Data entries for graphics:
= = = =

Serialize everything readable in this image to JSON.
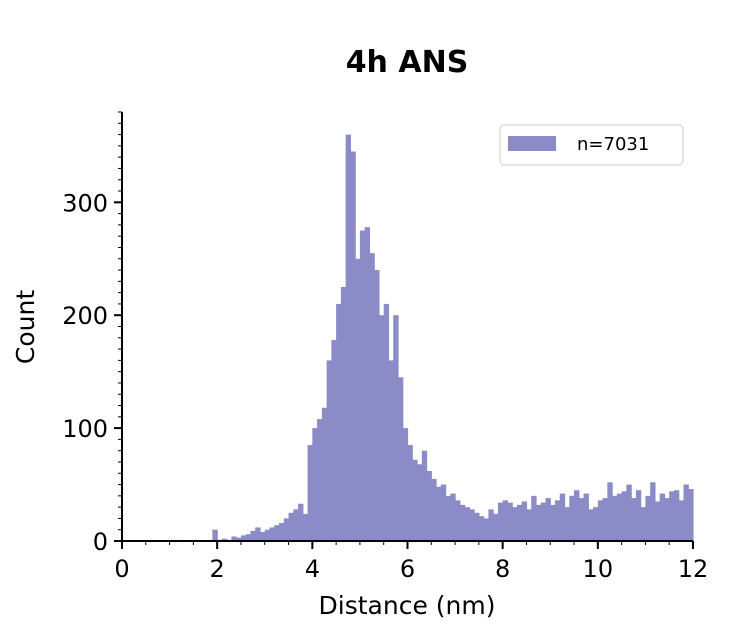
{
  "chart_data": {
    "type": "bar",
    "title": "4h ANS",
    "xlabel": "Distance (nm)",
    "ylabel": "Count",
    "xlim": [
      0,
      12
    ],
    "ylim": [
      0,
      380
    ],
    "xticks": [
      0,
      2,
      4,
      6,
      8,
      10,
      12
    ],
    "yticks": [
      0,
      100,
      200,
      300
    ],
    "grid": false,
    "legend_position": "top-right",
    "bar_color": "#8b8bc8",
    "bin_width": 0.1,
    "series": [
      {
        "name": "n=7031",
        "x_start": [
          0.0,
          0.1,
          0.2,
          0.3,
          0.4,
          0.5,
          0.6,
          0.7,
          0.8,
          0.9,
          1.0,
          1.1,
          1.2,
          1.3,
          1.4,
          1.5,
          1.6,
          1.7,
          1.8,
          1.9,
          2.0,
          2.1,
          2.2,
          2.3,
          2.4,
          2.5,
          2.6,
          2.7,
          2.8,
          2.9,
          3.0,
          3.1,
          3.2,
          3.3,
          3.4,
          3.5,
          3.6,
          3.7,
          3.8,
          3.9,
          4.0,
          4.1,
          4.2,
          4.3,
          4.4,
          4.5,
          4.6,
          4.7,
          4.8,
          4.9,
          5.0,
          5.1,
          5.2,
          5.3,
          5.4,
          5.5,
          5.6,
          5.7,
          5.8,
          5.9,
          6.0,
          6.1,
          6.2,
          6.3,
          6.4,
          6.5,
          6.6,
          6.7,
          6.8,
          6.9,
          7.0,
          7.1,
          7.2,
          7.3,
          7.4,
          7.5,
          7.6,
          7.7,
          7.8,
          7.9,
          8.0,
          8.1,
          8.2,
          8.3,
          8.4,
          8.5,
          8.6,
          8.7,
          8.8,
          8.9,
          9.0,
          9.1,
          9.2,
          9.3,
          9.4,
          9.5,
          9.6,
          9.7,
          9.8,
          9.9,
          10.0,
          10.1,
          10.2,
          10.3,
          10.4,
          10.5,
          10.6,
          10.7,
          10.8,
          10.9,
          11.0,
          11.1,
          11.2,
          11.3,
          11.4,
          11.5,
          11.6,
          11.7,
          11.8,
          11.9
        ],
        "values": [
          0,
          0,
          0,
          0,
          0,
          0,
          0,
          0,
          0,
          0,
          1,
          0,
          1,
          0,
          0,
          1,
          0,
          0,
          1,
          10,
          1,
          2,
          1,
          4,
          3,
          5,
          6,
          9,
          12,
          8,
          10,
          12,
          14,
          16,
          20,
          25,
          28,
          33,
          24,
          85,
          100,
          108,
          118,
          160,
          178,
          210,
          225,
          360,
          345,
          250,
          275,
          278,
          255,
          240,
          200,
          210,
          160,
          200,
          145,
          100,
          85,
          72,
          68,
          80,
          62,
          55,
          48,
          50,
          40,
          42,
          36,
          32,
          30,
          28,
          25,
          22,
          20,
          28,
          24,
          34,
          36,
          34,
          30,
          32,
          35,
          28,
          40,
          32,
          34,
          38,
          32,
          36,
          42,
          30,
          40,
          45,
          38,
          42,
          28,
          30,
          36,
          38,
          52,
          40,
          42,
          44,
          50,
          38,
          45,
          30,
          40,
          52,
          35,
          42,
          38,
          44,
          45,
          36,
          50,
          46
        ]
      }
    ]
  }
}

= = = =

Every entry above should be duplicated exactly. Do not include the images.

Reply:
Serialize everything readable in this image to JSON.
{
  "chart_data": {
    "type": "bar",
    "title": "4h ANS",
    "xlabel": "Distance (nm)",
    "ylabel": "Count",
    "xlim": [
      0,
      12
    ],
    "ylim": [
      0,
      380
    ],
    "xticks": [
      0,
      2,
      4,
      6,
      8,
      10,
      12
    ],
    "yticks": [
      0,
      100,
      200,
      300
    ],
    "grid": false,
    "legend_position": "top-right",
    "bar_color": "#8b8bc8",
    "bin_width": 0.1,
    "series": [
      {
        "name": "n=7031",
        "x_start": [
          0.0,
          0.1,
          0.2,
          0.3,
          0.4,
          0.5,
          0.6,
          0.7,
          0.8,
          0.9,
          1.0,
          1.1,
          1.2,
          1.3,
          1.4,
          1.5,
          1.6,
          1.7,
          1.8,
          1.9,
          2.0,
          2.1,
          2.2,
          2.3,
          2.4,
          2.5,
          2.6,
          2.7,
          2.8,
          2.9,
          3.0,
          3.1,
          3.2,
          3.3,
          3.4,
          3.5,
          3.6,
          3.7,
          3.8,
          3.9,
          4.0,
          4.1,
          4.2,
          4.3,
          4.4,
          4.5,
          4.6,
          4.7,
          4.8,
          4.9,
          5.0,
          5.1,
          5.2,
          5.3,
          5.4,
          5.5,
          5.6,
          5.7,
          5.8,
          5.9,
          6.0,
          6.1,
          6.2,
          6.3,
          6.4,
          6.5,
          6.6,
          6.7,
          6.8,
          6.9,
          7.0,
          7.1,
          7.2,
          7.3,
          7.4,
          7.5,
          7.6,
          7.7,
          7.8,
          7.9,
          8.0,
          8.1,
          8.2,
          8.3,
          8.4,
          8.5,
          8.6,
          8.7,
          8.8,
          8.9,
          9.0,
          9.1,
          9.2,
          9.3,
          9.4,
          9.5,
          9.6,
          9.7,
          9.8,
          9.9,
          10.0,
          10.1,
          10.2,
          10.3,
          10.4,
          10.5,
          10.6,
          10.7,
          10.8,
          10.9,
          11.0,
          11.1,
          11.2,
          11.3,
          11.4,
          11.5,
          11.6,
          11.7,
          11.8,
          11.9
        ],
        "values": [
          0,
          0,
          0,
          0,
          0,
          0,
          0,
          0,
          0,
          0,
          1,
          0,
          1,
          0,
          0,
          1,
          0,
          0,
          1,
          10,
          1,
          2,
          1,
          4,
          3,
          5,
          6,
          9,
          12,
          8,
          10,
          12,
          14,
          16,
          20,
          25,
          28,
          33,
          24,
          85,
          100,
          108,
          118,
          160,
          178,
          210,
          225,
          360,
          345,
          250,
          275,
          278,
          255,
          240,
          200,
          210,
          160,
          200,
          145,
          100,
          85,
          72,
          68,
          80,
          62,
          55,
          48,
          50,
          40,
          42,
          36,
          32,
          30,
          28,
          25,
          22,
          20,
          28,
          24,
          34,
          36,
          34,
          30,
          32,
          35,
          28,
          40,
          32,
          34,
          38,
          32,
          36,
          42,
          30,
          40,
          45,
          38,
          42,
          28,
          30,
          36,
          38,
          52,
          40,
          42,
          44,
          50,
          38,
          45,
          30,
          40,
          52,
          35,
          42,
          38,
          44,
          45,
          36,
          50,
          46
        ]
      }
    ]
  }
}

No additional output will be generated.